- Goal of the exercise:
Reproduce the material below with every occurrence of "heatmap-cell" changed to "heatmap-tile" and all other text left as it stands. Omit the pictures.

- Raw records:
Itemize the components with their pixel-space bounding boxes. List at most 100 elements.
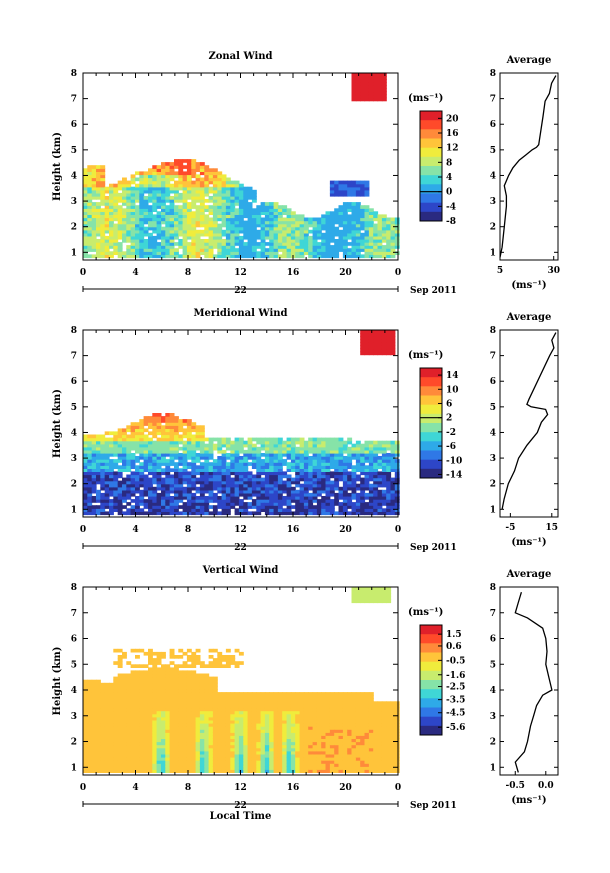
- heatmap-cell: [360, 94, 366, 99]
- heatmap-cell: [135, 508, 140, 512]
- heatmap-cell: [351, 443, 357, 448]
- heatmap-cell: [130, 459, 136, 463]
- heatmap-cell: [360, 211, 366, 215]
- heatmap-cell: [351, 97, 357, 102]
- heatmap-cell: [308, 477, 314, 482]
- heatmap-cell: [135, 670, 140, 675]
- heatmap-cell: [165, 729, 171, 733]
- heatmap-cell: [91, 701, 97, 705]
- heatmap-cell: [96, 465, 101, 469]
- heatmap-cell: [269, 496, 275, 500]
- heatmap-cell: [174, 502, 179, 506]
- heatmap-cell: [186, 202, 192, 206]
- heatmap-cell: [390, 220, 396, 225]
- heatmap-cell: [100, 186, 106, 191]
- heatmap-cell: [161, 723, 166, 727]
- heatmap-cell: [135, 710, 140, 715]
- heatmap-cell: [212, 226, 218, 231]
- heatmap-cell: [135, 738, 140, 743]
- heatmap-cell: [208, 648, 214, 653]
- heatmap-cell: [174, 428, 179, 433]
- heatmap-cell: [135, 676, 140, 681]
- heatmap-cell: [221, 716, 227, 721]
- heatmap-cell: [381, 492, 387, 497]
- heatmap-cell: [312, 465, 318, 469]
- heatmap-cell: [243, 202, 249, 206]
- heatmap-cell: [152, 180, 158, 185]
- heatmap-cell: [139, 753, 145, 758]
- heatmap-cell: [325, 462, 331, 466]
- heatmap-cell: [225, 499, 231, 503]
- heatmap-cell: [251, 489, 257, 494]
- heatmap-cell: [303, 251, 309, 255]
- heatmap-cell: [334, 453, 340, 457]
- heatmap-cell: [117, 208, 123, 212]
- heatmap-cell: [212, 763, 218, 767]
- heatmap-cell: [91, 489, 97, 494]
- heatmap-cell: [347, 453, 353, 457]
- heatmap-cell: [381, 239, 387, 243]
- heatmap-cell: [91, 726, 97, 730]
- heatmap-cell: [273, 508, 279, 512]
- heatmap-cell: [87, 729, 93, 733]
- heatmap-cell: [174, 496, 179, 500]
- heatmap-cell: [165, 505, 171, 509]
- heatmap-cell: [186, 440, 192, 445]
- heatmap-cell: [130, 217, 136, 222]
- heatmap-cell: [126, 698, 132, 702]
- heatmap-cell: [199, 214, 205, 219]
- heatmap-cell: [178, 425, 184, 429]
- heatmap-cell: [381, 459, 387, 463]
- heatmap-cell: [139, 180, 145, 185]
- heatmap-cell: [243, 443, 249, 448]
- heatmap-cell: [91, 446, 97, 451]
- heatmap-cell: [247, 251, 253, 255]
- heatmap-cell: [126, 760, 132, 764]
- heatmap-cell: [152, 713, 158, 718]
- heatmap-cell: [195, 465, 201, 469]
- heatmap-cell: [165, 713, 171, 718]
- heatmap-cell: [91, 505, 97, 509]
- heatmap-cell: [360, 480, 366, 485]
- heatmap-cell: [212, 217, 218, 222]
- heatmap-cell: [377, 336, 383, 340]
- heatmap-cell: [199, 766, 205, 770]
- heatmap-cell: [156, 505, 162, 509]
- heatmap-cell: [355, 474, 361, 479]
- heatmap-cell: [221, 214, 227, 219]
- heatmap-cell: [87, 726, 93, 730]
- heatmap-cell: [394, 511, 400, 516]
- heatmap-cell: [381, 73, 387, 77]
- heatmap-cell: [364, 94, 370, 99]
- heatmap-cell: [100, 440, 106, 445]
- heatmap-cell: [321, 251, 327, 255]
- heatmap-cell: [312, 220, 318, 225]
- heatmap-cell: [122, 753, 127, 758]
- heatmap-cell: [360, 76, 366, 80]
- heatmap-cell: [364, 443, 370, 448]
- heatmap-cell: [143, 670, 149, 675]
- heatmap-cell: [161, 726, 166, 730]
- heatmap-cell: [221, 701, 227, 705]
- heatmap-cell: [290, 217, 296, 222]
- heatmap-cell: [234, 707, 240, 712]
- heatmap-cell: [351, 254, 357, 259]
- heatmap-cell: [186, 492, 192, 497]
- heatmap-cell: [113, 713, 119, 718]
- heatmap-cell: [243, 496, 249, 500]
- heatmap-cell: [303, 477, 309, 482]
- heatmap-cell: [117, 716, 123, 721]
- heatmap-cell: [139, 434, 145, 439]
- heatmap-cell: [204, 753, 210, 758]
- heatmap-cell: [87, 766, 93, 770]
- heatmap-cell: [360, 483, 366, 488]
- heatmap-cell: [273, 254, 279, 259]
- heatmap-cell: [165, 205, 171, 209]
- heatmap-cell: [243, 453, 249, 457]
- heatmap-cell: [377, 471, 383, 476]
- heatmap-cell: [312, 456, 318, 460]
- heatmap-cell: [338, 459, 344, 463]
- heatmap-cell: [264, 511, 270, 516]
- heatmap-cell: [182, 723, 188, 727]
- heatmap-cell: [104, 226, 110, 231]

- Task response:
Itemize the components with their pixel-space bounding boxes. List at most 100 elements.
- heatmap-tile: [360, 94, 366, 99]
- heatmap-tile: [135, 508, 140, 512]
- heatmap-tile: [351, 443, 357, 448]
- heatmap-tile: [130, 459, 136, 463]
- heatmap-tile: [360, 211, 366, 215]
- heatmap-tile: [351, 97, 357, 102]
- heatmap-tile: [308, 477, 314, 482]
- heatmap-tile: [135, 670, 140, 675]
- heatmap-tile: [165, 729, 171, 733]
- heatmap-tile: [91, 701, 97, 705]
- heatmap-tile: [96, 465, 101, 469]
- heatmap-tile: [269, 496, 275, 500]
- heatmap-tile: [174, 502, 179, 506]
- heatmap-tile: [186, 202, 192, 206]
- heatmap-tile: [390, 220, 396, 225]
- heatmap-tile: [100, 186, 106, 191]
- heatmap-tile: [161, 723, 166, 727]
- heatmap-tile: [135, 710, 140, 715]
- heatmap-tile: [212, 226, 218, 231]
- heatmap-tile: [135, 738, 140, 743]
- heatmap-tile: [208, 648, 214, 653]
- heatmap-tile: [174, 428, 179, 433]
- heatmap-tile: [135, 676, 140, 681]
- heatmap-tile: [221, 716, 227, 721]
- heatmap-tile: [381, 492, 387, 497]
- heatmap-tile: [312, 465, 318, 469]
- heatmap-tile: [243, 202, 249, 206]
- heatmap-tile: [152, 180, 158, 185]
- heatmap-tile: [139, 753, 145, 758]
- heatmap-tile: [325, 462, 331, 466]
- heatmap-tile: [225, 499, 231, 503]
- heatmap-tile: [251, 489, 257, 494]
- heatmap-tile: [303, 251, 309, 255]
- heatmap-tile: [334, 453, 340, 457]
- heatmap-tile: [117, 208, 123, 212]
- heatmap-tile: [212, 763, 218, 767]
- heatmap-tile: [91, 489, 97, 494]
- heatmap-tile: [347, 453, 353, 457]
- heatmap-tile: [381, 239, 387, 243]
- heatmap-tile: [91, 726, 97, 730]
- heatmap-tile: [273, 508, 279, 512]
- heatmap-tile: [87, 729, 93, 733]
- heatmap-tile: [174, 496, 179, 500]
- heatmap-tile: [165, 505, 171, 509]
- heatmap-tile: [186, 440, 192, 445]
- heatmap-tile: [130, 217, 136, 222]
- heatmap-tile: [126, 698, 132, 702]
- heatmap-tile: [199, 214, 205, 219]
- heatmap-tile: [178, 425, 184, 429]
- heatmap-tile: [381, 459, 387, 463]
- heatmap-tile: [139, 180, 145, 185]
- heatmap-tile: [243, 443, 249, 448]
- heatmap-tile: [91, 446, 97, 451]
- heatmap-tile: [247, 251, 253, 255]
- heatmap-tile: [126, 760, 132, 764]
- heatmap-tile: [152, 713, 158, 718]
- heatmap-tile: [195, 465, 201, 469]
- heatmap-tile: [165, 713, 171, 718]
- heatmap-tile: [91, 505, 97, 509]
- heatmap-tile: [360, 480, 366, 485]
- heatmap-tile: [212, 217, 218, 222]
- heatmap-tile: [377, 336, 383, 340]
- heatmap-tile: [199, 766, 205, 770]
- heatmap-tile: [156, 505, 162, 509]
- heatmap-tile: [355, 474, 361, 479]
- heatmap-tile: [221, 214, 227, 219]
- heatmap-tile: [87, 726, 93, 730]
- heatmap-tile: [394, 511, 400, 516]
- heatmap-tile: [381, 73, 387, 77]
- heatmap-tile: [364, 94, 370, 99]
- heatmap-tile: [100, 440, 106, 445]
- heatmap-tile: [321, 251, 327, 255]
- heatmap-tile: [312, 220, 318, 225]
- heatmap-tile: [122, 753, 127, 758]
- heatmap-tile: [360, 76, 366, 80]
- heatmap-tile: [364, 443, 370, 448]
- heatmap-tile: [143, 670, 149, 675]
- heatmap-tile: [161, 726, 166, 730]
- heatmap-tile: [221, 701, 227, 705]
- heatmap-tile: [290, 217, 296, 222]
- heatmap-tile: [234, 707, 240, 712]
- heatmap-tile: [351, 254, 357, 259]
- heatmap-tile: [186, 492, 192, 497]
- heatmap-tile: [113, 713, 119, 718]
- heatmap-tile: [243, 496, 249, 500]
- heatmap-tile: [303, 477, 309, 482]
- heatmap-tile: [117, 716, 123, 721]
- heatmap-tile: [139, 434, 145, 439]
- heatmap-tile: [204, 753, 210, 758]
- heatmap-tile: [87, 766, 93, 770]
- heatmap-tile: [360, 483, 366, 488]
- heatmap-tile: [273, 254, 279, 259]
- heatmap-tile: [165, 205, 171, 209]
- heatmap-tile: [243, 453, 249, 457]
- heatmap-tile: [377, 471, 383, 476]
- heatmap-tile: [312, 456, 318, 460]
- heatmap-tile: [338, 459, 344, 463]
- heatmap-tile: [264, 511, 270, 516]
- heatmap-tile: [182, 723, 188, 727]
- heatmap-tile: [104, 226, 110, 231]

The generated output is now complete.